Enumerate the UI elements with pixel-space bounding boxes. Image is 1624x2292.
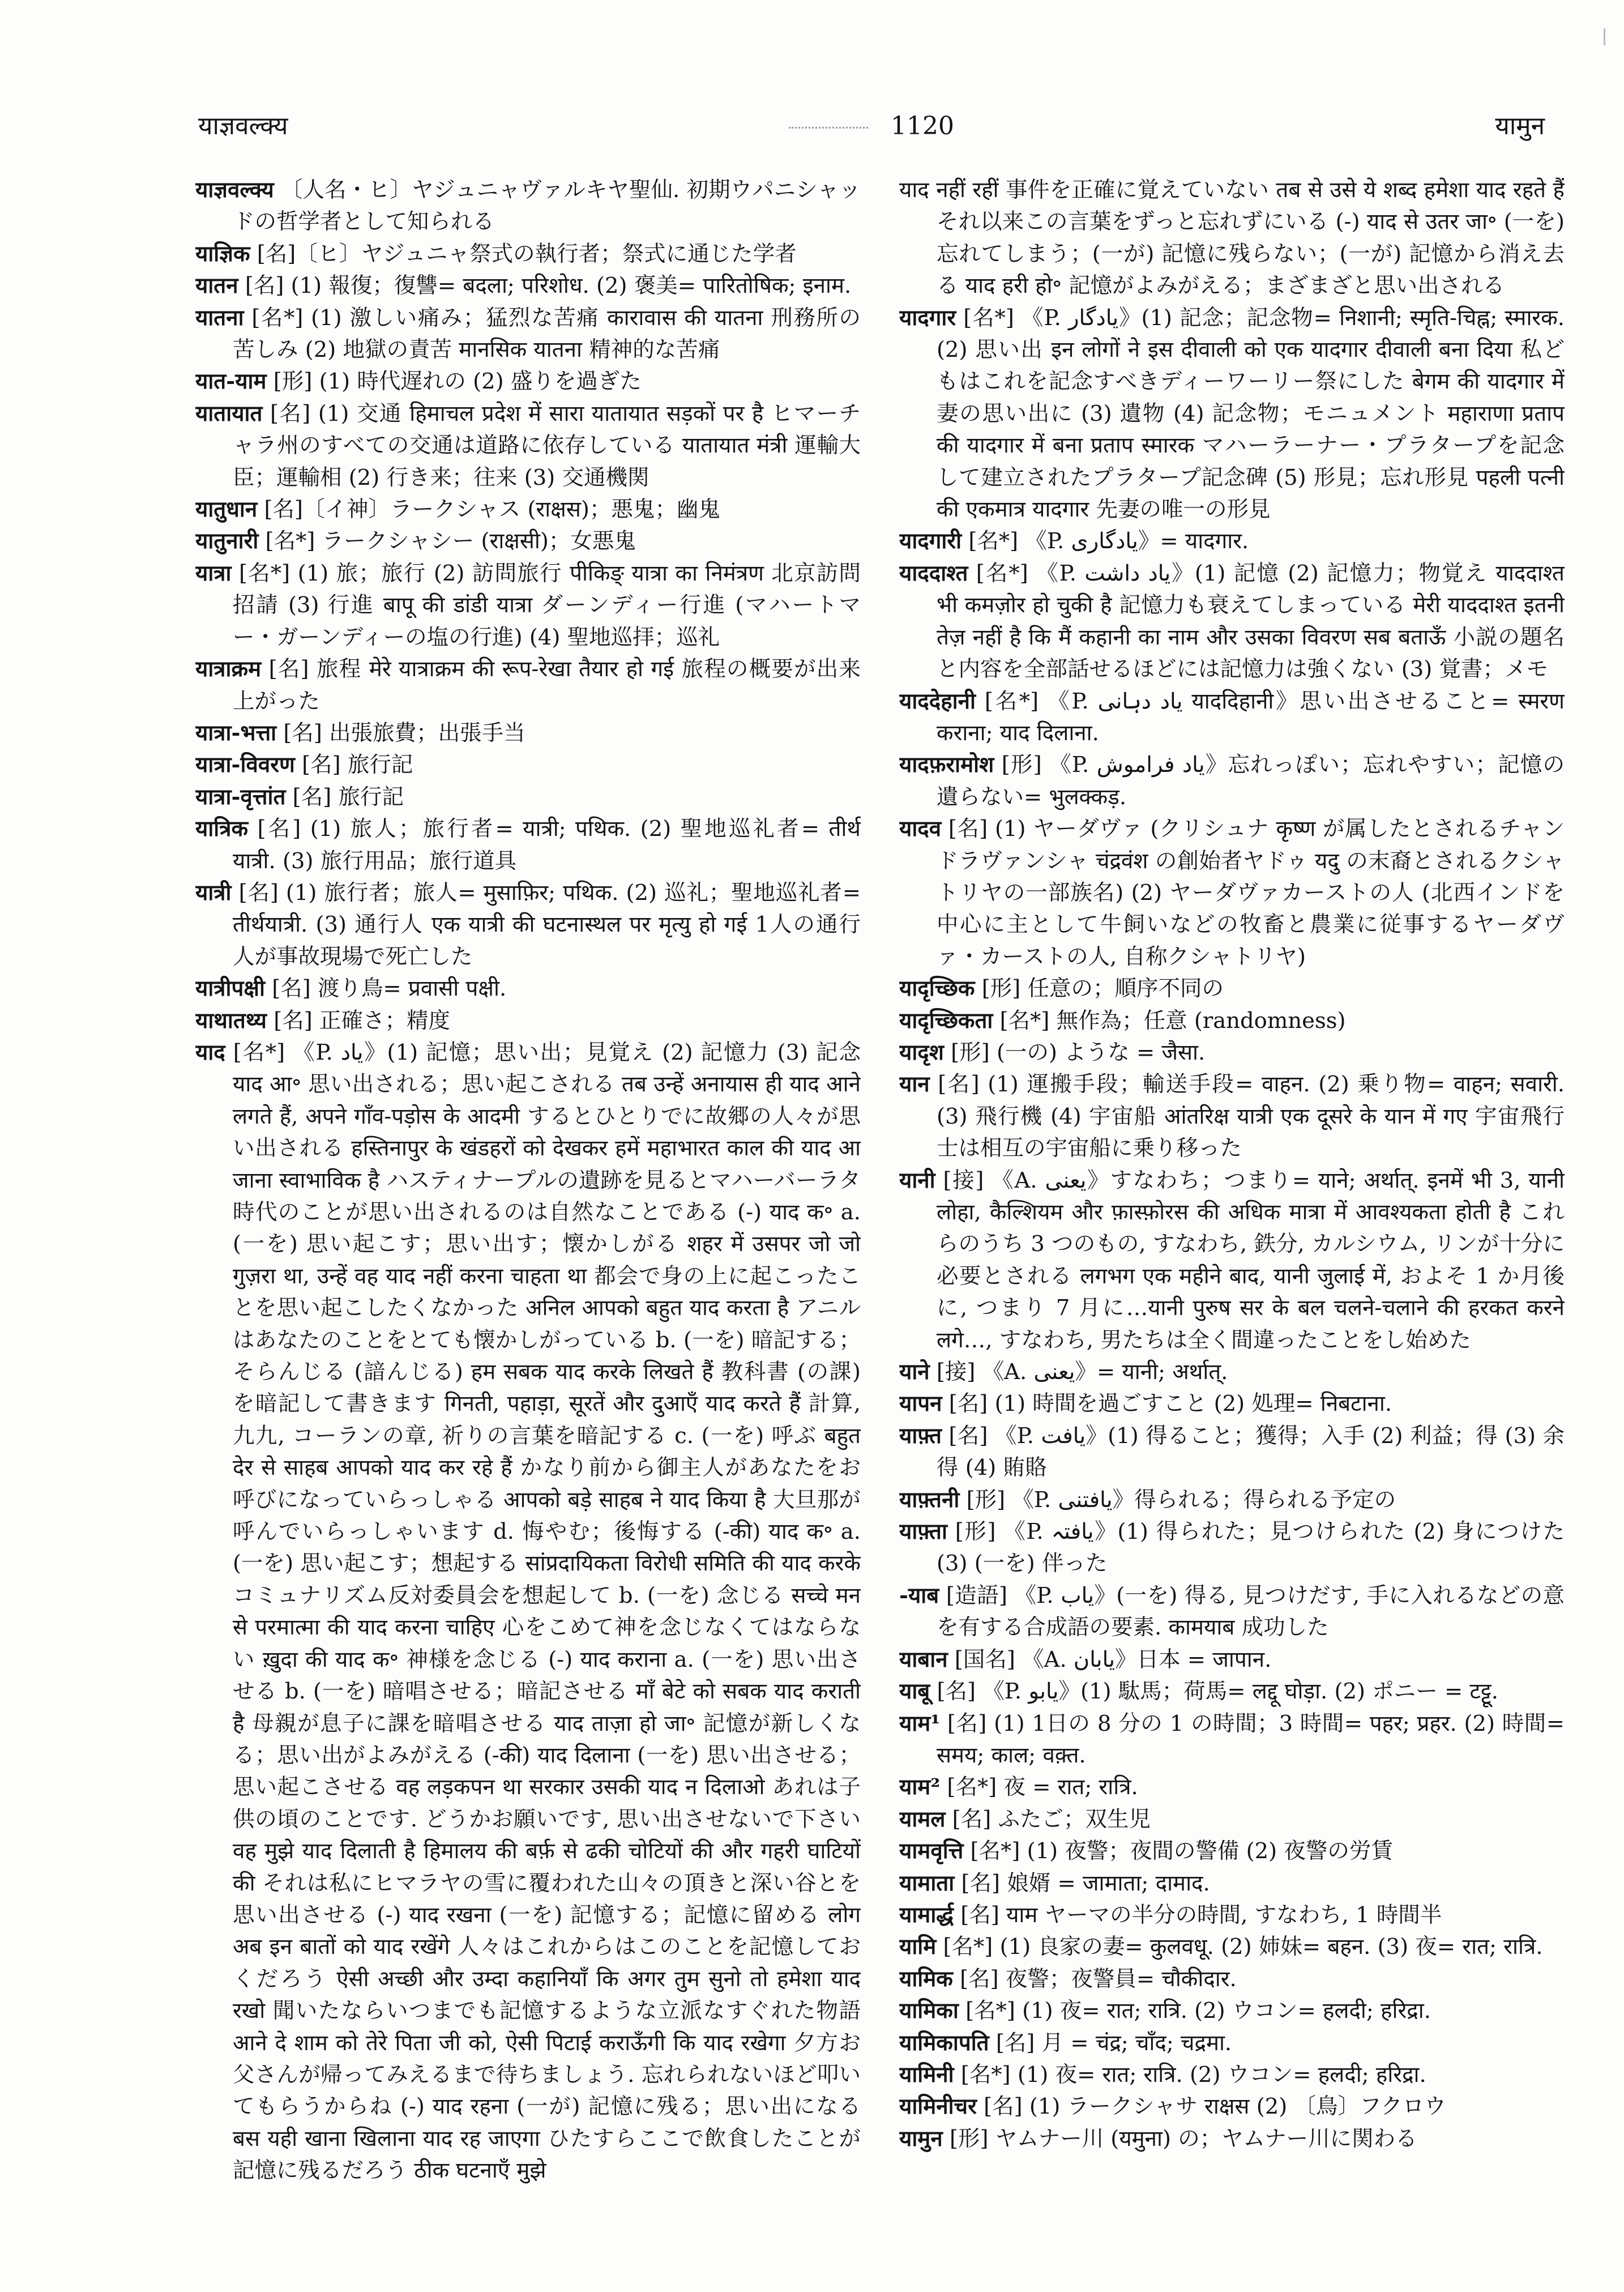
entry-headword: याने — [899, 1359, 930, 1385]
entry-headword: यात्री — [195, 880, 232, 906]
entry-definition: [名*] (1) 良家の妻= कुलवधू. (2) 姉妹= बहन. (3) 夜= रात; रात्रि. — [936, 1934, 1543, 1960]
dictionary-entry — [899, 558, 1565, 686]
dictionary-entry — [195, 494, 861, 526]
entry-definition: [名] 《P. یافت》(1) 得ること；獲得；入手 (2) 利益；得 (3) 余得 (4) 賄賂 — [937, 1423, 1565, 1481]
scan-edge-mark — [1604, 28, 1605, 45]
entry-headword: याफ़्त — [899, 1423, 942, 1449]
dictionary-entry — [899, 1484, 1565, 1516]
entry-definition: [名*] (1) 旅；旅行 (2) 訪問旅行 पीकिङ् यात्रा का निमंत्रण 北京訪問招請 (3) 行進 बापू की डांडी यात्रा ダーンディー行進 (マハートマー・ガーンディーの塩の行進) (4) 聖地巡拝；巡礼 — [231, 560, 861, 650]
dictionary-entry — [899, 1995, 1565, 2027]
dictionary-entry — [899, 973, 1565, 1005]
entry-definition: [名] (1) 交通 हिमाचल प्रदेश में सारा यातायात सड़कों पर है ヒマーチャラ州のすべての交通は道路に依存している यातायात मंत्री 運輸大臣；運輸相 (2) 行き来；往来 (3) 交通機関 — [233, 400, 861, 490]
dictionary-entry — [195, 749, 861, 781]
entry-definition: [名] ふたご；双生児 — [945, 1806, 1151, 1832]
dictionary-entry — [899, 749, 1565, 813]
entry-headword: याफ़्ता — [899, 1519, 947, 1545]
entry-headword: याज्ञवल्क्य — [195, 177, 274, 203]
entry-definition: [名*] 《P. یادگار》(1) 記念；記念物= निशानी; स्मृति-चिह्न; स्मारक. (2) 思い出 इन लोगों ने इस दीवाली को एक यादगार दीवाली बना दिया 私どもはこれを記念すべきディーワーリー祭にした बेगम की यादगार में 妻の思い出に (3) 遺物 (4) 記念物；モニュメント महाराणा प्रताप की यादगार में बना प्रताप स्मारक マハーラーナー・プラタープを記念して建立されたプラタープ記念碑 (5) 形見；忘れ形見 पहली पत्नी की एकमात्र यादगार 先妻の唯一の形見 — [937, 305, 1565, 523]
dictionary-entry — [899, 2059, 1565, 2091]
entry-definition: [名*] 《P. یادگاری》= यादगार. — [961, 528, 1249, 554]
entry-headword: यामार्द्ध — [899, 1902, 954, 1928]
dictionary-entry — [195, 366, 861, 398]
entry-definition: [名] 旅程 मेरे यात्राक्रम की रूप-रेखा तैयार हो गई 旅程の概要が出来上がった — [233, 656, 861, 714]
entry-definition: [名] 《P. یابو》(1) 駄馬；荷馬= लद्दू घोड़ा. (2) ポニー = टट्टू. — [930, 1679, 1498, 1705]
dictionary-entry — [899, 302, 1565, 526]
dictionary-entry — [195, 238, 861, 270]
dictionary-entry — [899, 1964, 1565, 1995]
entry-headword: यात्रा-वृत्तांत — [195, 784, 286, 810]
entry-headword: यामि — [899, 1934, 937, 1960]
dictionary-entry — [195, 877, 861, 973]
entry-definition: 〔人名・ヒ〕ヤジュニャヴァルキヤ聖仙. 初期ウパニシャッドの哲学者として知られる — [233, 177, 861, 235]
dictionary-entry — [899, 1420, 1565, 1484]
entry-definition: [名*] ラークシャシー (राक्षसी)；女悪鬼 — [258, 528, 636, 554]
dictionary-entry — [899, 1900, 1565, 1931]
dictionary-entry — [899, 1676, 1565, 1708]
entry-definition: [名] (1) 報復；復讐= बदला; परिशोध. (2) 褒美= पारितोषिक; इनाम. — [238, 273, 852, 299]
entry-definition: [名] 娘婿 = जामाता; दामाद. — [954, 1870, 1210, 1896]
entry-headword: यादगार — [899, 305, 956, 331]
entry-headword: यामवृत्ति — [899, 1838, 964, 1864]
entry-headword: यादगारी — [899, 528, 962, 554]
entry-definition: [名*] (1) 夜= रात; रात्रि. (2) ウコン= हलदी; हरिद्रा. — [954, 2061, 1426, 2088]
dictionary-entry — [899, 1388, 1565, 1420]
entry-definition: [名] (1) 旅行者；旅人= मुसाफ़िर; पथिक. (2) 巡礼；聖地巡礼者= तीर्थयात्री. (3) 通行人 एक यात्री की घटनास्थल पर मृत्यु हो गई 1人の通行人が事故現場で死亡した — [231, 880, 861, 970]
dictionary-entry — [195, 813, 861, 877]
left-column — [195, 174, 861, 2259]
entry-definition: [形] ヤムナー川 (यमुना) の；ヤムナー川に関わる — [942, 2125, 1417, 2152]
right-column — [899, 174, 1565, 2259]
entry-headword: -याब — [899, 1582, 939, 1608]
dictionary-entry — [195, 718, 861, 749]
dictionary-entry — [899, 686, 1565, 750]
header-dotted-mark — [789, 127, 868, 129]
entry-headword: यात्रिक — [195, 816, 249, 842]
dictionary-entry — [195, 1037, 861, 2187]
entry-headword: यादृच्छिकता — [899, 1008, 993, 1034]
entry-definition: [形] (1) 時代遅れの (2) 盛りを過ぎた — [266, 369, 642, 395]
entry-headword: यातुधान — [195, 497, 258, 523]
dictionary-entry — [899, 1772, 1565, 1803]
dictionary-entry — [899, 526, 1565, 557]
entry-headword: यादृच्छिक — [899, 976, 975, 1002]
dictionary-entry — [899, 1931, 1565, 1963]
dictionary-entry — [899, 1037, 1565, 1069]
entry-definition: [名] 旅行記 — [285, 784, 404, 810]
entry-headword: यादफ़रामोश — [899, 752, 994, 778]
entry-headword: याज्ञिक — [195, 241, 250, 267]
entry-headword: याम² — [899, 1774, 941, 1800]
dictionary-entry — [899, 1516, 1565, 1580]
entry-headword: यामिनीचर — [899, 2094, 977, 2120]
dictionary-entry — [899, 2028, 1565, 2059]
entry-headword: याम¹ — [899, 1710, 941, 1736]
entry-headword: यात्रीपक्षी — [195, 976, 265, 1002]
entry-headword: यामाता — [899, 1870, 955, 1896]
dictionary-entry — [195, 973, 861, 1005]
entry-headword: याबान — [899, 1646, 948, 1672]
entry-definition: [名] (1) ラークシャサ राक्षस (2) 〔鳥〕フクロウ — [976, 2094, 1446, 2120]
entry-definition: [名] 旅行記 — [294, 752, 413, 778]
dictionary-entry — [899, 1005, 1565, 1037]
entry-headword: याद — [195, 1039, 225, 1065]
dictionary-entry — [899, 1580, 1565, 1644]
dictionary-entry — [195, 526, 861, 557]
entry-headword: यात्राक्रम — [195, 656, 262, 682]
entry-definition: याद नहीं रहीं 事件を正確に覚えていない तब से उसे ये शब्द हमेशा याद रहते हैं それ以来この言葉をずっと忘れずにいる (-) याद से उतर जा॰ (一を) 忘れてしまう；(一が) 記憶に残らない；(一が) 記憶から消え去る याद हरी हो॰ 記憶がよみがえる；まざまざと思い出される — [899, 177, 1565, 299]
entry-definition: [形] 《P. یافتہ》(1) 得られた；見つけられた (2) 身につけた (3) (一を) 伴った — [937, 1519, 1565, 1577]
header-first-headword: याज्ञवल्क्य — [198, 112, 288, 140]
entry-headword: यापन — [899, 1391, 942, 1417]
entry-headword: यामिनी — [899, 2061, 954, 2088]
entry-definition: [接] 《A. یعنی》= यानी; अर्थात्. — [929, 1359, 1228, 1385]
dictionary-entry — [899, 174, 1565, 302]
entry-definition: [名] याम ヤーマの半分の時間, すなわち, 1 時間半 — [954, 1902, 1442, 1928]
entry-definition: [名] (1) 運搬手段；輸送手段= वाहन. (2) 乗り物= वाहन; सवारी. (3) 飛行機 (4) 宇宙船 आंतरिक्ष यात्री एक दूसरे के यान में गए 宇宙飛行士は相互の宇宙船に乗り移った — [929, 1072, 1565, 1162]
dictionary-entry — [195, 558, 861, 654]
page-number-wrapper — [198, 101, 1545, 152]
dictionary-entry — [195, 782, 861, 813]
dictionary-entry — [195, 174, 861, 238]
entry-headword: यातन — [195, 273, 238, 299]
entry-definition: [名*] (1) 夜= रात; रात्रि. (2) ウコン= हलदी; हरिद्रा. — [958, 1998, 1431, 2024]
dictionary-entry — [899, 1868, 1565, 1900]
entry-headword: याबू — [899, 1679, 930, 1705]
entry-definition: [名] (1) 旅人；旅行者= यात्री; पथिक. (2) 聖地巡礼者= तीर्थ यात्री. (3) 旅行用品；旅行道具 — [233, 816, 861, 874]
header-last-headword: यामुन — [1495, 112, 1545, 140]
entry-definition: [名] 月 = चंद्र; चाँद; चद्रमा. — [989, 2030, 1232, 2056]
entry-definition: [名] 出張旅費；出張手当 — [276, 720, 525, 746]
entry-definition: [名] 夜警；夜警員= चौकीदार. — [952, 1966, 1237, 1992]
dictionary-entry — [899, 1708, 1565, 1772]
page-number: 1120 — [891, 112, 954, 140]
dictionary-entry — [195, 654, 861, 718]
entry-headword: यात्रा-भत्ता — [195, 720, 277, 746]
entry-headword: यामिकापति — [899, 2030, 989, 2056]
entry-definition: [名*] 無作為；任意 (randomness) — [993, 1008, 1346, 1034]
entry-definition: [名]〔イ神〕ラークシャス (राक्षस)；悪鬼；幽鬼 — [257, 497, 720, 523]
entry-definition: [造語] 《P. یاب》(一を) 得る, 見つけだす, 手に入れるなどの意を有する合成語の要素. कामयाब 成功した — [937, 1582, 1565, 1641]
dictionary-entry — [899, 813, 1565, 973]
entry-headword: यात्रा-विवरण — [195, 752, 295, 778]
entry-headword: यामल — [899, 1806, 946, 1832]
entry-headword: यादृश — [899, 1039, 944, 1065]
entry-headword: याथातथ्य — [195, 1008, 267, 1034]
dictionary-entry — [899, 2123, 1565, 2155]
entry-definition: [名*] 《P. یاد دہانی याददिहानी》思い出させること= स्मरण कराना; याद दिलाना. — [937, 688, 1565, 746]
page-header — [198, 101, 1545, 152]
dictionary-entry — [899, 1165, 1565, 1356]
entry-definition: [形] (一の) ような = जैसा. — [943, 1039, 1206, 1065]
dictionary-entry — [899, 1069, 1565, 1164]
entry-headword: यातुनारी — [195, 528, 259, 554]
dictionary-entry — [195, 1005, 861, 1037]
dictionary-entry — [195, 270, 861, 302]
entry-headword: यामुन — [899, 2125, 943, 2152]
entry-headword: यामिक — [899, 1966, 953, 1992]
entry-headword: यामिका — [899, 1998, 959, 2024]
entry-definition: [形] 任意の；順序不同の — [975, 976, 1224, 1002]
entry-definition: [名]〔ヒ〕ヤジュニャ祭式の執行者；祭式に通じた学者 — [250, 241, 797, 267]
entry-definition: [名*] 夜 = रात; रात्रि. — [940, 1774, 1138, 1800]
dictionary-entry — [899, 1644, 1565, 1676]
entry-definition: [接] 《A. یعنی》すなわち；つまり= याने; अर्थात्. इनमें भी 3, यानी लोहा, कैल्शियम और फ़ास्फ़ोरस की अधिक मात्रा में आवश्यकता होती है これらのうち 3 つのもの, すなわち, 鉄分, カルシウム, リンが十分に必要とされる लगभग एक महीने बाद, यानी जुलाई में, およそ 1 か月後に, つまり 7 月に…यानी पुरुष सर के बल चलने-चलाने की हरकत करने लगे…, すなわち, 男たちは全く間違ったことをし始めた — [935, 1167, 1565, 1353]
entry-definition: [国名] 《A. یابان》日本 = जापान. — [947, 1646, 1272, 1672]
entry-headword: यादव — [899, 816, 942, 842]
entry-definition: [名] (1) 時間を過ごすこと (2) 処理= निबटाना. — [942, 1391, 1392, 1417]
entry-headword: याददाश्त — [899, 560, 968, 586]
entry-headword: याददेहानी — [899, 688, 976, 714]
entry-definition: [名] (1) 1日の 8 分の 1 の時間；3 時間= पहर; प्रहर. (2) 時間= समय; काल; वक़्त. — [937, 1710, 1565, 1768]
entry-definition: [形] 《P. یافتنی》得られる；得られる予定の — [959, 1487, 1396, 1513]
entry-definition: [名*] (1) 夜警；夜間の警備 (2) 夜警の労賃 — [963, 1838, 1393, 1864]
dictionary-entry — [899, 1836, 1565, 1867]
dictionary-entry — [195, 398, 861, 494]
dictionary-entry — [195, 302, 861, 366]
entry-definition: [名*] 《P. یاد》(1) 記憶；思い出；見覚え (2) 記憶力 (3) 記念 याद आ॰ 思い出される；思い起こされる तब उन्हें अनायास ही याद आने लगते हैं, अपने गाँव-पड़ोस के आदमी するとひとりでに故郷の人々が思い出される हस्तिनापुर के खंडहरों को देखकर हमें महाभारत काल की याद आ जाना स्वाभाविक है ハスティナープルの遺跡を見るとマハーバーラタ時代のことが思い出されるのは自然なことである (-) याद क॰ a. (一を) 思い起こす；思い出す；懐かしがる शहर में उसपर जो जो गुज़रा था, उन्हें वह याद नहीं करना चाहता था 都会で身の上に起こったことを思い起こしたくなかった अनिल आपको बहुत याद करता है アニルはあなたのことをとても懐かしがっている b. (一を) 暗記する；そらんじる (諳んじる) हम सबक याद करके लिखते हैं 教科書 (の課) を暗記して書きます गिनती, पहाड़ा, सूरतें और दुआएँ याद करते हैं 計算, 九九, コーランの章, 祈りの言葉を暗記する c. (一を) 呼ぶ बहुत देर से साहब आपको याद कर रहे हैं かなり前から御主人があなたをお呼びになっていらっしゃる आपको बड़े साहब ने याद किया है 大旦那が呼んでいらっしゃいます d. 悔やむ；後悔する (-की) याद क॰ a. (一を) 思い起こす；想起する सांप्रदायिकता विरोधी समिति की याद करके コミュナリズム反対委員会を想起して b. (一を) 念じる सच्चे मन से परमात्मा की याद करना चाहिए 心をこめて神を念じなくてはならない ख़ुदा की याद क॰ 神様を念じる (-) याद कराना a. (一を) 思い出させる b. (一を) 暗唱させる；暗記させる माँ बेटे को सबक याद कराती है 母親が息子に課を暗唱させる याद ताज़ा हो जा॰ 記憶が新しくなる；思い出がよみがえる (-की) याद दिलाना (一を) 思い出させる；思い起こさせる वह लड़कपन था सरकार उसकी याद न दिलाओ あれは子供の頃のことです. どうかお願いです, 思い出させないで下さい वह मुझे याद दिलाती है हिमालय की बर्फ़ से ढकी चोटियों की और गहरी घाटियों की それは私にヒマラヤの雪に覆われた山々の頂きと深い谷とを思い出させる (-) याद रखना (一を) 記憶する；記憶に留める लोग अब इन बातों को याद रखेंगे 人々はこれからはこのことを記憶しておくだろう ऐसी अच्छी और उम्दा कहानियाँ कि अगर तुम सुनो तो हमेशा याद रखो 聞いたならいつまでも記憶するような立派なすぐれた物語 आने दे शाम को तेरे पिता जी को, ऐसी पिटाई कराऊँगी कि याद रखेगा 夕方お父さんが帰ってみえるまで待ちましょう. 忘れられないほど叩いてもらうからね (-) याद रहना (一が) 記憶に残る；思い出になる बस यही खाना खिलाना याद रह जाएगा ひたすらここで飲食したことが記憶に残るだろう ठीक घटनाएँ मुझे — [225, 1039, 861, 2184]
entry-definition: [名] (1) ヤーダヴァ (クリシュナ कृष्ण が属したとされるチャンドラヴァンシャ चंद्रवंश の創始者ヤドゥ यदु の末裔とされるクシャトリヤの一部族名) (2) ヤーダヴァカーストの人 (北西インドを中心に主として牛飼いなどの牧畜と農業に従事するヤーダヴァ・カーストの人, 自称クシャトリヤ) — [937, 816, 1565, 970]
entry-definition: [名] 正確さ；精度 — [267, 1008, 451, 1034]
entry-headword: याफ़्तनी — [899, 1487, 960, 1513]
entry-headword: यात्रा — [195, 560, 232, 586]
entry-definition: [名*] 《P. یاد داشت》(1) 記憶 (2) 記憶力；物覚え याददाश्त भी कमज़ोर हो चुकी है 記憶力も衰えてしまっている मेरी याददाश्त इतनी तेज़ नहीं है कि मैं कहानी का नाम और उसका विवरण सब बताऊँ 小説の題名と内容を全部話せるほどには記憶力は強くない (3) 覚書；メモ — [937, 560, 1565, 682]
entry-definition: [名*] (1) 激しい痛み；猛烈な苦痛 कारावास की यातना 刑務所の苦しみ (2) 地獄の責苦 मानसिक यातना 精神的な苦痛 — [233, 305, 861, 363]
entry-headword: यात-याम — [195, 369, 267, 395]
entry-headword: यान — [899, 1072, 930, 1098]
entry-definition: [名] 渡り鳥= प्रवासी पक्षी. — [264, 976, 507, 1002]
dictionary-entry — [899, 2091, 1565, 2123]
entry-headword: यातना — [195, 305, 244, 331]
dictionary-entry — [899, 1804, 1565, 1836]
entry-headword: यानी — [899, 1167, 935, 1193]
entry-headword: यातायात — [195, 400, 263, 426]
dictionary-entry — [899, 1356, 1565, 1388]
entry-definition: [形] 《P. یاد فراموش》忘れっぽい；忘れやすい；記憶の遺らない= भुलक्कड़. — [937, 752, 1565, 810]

:::::

Rewrite the rows that run from the line containing "entry-headword: याने — [899, 1359, 930, 1385]" through the line containing "scan-edge-mark — [1604, 28, 1605, 45]", replacing "entry-definition" with "definition" and leaving everything else unchanged.

entry-headword: याने — [899, 1359, 930, 1385]
entry-headword: यात्री — [195, 880, 232, 906]
definition: [名*] (1) 良家の妻= कुलवधू. (2) 姉妹= बहन. (3) 夜= रात; रात्रि. — [936, 1934, 1543, 1960]
dictionary-entry — [899, 558, 1565, 686]
dictionary-entry — [195, 494, 861, 526]
definition: [名] 《P. یافت》(1) 得ること；獲得；入手 (2) 利益；得 (3) 余得 (4) 賄賂 — [937, 1423, 1565, 1481]
scan-edge-mark — [1604, 28, 1605, 45]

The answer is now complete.